Wherever the word "康复新液联合湿润烧伤膏治疗Ⅱ" appears in a line, copy that line.

══════════════════════════════

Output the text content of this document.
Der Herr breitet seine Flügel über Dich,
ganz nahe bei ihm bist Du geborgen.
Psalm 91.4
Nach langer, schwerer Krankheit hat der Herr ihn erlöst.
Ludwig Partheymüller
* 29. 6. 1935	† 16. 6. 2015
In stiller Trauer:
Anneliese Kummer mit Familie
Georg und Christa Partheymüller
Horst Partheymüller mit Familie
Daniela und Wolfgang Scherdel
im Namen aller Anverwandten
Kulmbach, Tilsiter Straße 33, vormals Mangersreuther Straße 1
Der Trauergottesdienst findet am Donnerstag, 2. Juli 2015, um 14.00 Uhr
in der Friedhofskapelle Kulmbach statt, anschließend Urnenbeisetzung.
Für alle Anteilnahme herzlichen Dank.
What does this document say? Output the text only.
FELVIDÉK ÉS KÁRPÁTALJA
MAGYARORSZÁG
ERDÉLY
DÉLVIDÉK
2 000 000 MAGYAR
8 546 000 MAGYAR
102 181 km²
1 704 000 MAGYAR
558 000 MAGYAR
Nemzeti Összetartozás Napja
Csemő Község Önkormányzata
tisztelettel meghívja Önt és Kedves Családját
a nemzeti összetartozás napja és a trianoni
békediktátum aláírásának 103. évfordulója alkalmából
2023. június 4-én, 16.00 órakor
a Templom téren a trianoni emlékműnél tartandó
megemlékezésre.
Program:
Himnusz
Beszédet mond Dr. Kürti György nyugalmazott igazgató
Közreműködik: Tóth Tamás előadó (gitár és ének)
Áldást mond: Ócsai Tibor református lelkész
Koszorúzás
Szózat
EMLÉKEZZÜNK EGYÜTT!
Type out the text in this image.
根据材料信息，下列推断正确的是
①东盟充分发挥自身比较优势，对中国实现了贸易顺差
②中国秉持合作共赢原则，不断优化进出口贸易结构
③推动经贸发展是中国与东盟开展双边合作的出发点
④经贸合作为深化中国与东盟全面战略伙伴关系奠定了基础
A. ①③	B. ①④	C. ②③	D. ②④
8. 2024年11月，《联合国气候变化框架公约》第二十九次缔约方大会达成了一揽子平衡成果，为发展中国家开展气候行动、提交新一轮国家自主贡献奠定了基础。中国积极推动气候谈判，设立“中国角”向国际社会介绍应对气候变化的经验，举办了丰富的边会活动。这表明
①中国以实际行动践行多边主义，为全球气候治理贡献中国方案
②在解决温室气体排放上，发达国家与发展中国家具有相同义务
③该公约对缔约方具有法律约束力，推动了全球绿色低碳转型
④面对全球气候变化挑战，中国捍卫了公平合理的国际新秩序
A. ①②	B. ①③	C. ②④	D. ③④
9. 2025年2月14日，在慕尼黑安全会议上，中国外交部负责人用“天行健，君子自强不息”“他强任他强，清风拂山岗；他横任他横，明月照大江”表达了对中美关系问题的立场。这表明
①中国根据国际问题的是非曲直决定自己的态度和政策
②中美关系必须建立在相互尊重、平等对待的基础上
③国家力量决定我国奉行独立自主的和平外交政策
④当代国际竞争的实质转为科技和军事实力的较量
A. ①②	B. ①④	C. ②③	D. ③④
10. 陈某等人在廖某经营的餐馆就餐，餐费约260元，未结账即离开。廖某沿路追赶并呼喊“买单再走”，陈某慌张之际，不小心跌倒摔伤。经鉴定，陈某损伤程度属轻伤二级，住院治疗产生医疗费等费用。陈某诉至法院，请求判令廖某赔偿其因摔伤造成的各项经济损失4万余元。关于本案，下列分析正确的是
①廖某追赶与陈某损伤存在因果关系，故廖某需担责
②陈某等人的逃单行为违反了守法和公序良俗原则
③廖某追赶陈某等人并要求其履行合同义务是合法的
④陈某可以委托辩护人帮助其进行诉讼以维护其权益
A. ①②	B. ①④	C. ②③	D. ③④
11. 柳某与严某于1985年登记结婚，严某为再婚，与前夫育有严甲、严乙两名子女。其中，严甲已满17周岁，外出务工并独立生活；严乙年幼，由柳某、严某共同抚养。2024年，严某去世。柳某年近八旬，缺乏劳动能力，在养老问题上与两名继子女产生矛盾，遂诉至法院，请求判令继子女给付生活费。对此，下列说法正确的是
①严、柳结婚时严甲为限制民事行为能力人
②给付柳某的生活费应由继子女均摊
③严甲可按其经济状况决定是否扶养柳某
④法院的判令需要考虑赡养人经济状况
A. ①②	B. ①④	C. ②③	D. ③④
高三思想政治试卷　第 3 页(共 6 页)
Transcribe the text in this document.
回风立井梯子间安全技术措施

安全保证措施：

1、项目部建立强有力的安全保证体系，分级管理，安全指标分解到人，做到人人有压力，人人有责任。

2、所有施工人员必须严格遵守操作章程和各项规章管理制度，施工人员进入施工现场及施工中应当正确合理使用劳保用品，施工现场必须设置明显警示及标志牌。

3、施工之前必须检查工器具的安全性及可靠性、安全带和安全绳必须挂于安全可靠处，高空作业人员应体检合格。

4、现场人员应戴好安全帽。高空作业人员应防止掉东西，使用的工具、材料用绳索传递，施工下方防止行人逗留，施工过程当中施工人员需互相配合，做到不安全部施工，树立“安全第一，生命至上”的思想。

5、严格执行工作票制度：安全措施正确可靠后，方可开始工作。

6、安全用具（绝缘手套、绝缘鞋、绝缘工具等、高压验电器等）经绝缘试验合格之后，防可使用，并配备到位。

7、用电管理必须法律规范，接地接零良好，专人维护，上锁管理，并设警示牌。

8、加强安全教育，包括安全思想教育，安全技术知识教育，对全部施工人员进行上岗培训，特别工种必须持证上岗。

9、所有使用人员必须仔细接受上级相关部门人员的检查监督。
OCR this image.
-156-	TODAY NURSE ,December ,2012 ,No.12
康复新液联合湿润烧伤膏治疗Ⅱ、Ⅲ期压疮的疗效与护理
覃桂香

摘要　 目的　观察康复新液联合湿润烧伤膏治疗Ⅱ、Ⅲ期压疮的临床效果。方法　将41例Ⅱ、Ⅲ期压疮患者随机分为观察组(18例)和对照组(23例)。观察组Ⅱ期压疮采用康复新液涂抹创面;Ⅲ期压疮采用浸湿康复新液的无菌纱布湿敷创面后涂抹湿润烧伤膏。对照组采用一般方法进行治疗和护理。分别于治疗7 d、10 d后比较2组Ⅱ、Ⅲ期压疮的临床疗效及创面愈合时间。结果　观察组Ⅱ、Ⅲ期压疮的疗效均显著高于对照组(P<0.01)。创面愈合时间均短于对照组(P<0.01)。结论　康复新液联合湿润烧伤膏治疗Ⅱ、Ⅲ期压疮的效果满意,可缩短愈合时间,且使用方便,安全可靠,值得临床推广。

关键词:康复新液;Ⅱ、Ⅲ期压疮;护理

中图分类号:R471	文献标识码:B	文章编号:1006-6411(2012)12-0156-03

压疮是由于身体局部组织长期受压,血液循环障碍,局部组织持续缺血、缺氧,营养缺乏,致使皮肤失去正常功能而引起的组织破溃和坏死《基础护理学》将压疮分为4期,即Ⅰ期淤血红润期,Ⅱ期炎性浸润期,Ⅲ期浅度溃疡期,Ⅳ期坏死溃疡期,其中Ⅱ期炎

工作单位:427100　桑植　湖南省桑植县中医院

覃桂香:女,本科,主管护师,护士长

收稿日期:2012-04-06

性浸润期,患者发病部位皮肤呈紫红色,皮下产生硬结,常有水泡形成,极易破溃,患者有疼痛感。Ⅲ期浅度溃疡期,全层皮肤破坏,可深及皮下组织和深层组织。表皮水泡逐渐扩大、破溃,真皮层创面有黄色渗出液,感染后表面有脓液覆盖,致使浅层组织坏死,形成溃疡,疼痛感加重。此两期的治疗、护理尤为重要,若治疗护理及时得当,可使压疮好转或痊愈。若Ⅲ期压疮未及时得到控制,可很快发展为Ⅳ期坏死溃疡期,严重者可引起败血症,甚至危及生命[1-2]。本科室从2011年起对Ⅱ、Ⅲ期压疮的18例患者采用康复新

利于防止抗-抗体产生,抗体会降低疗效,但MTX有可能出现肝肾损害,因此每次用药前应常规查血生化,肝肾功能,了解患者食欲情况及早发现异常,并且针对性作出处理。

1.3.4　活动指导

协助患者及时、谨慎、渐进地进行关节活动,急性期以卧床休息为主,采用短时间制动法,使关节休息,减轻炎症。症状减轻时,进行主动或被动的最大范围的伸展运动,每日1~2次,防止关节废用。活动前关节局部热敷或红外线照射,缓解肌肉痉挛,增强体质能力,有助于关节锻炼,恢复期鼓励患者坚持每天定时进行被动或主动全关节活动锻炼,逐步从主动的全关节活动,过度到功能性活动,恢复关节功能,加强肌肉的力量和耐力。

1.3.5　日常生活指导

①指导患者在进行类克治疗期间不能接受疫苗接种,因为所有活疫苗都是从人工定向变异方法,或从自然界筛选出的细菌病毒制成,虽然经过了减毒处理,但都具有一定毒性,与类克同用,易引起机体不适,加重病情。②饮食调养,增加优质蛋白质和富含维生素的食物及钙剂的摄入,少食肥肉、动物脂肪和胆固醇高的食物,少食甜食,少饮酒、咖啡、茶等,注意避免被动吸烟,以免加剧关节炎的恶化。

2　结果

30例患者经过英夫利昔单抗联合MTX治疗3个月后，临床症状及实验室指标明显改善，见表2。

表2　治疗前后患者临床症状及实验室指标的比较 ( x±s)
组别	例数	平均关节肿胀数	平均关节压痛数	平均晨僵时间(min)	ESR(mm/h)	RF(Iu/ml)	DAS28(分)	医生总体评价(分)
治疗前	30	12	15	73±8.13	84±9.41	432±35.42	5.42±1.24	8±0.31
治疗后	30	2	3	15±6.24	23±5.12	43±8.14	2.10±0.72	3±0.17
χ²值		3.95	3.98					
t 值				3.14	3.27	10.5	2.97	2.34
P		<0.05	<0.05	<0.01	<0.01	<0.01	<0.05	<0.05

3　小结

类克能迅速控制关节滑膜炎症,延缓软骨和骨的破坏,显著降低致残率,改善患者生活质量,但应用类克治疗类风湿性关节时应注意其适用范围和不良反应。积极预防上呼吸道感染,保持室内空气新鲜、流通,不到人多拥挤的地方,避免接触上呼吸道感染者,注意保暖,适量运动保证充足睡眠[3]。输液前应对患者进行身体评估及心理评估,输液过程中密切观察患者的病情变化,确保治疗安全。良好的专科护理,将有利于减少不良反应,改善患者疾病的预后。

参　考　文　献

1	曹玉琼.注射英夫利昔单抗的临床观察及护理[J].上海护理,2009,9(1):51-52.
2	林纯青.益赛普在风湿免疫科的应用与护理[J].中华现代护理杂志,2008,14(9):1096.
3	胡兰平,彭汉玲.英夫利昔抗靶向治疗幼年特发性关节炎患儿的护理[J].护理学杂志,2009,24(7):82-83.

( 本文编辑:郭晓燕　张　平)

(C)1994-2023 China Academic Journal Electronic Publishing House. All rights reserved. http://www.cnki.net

══════════════════════════════

### SOLUTION
康复新液联合湿润烧伤膏治疗Ⅱ、Ⅲ期压疮的疗效与护理
摘要　 目的　观察康复新液联合湿润烧伤膏治疗Ⅱ、Ⅲ期压疮的临床效果。方法　将41例Ⅱ、Ⅲ期压疮患者随机分为观察组(18例)和对照组(23例)。观察组Ⅱ期压疮采用康复新液涂抹创面;Ⅲ期压疮采用浸湿康复新液的无菌纱布湿敷创面后涂抹湿润烧伤膏。对照组采用一般方法进行治疗和护理。分别于治疗7 d、10 d后比较2组Ⅱ、Ⅲ期压疮的临床疗效及创面愈合时间。结果　观察组Ⅱ、Ⅲ期压疮的疗效均显著高于对照组(P<0.01)。创面愈合时间均短于对照组(P<0.01)。结论　康复新液联合湿润烧伤膏治疗Ⅱ、Ⅲ期压疮的效果满意,可缩短愈合时间,且使用方便,安全可靠,值得临床推广。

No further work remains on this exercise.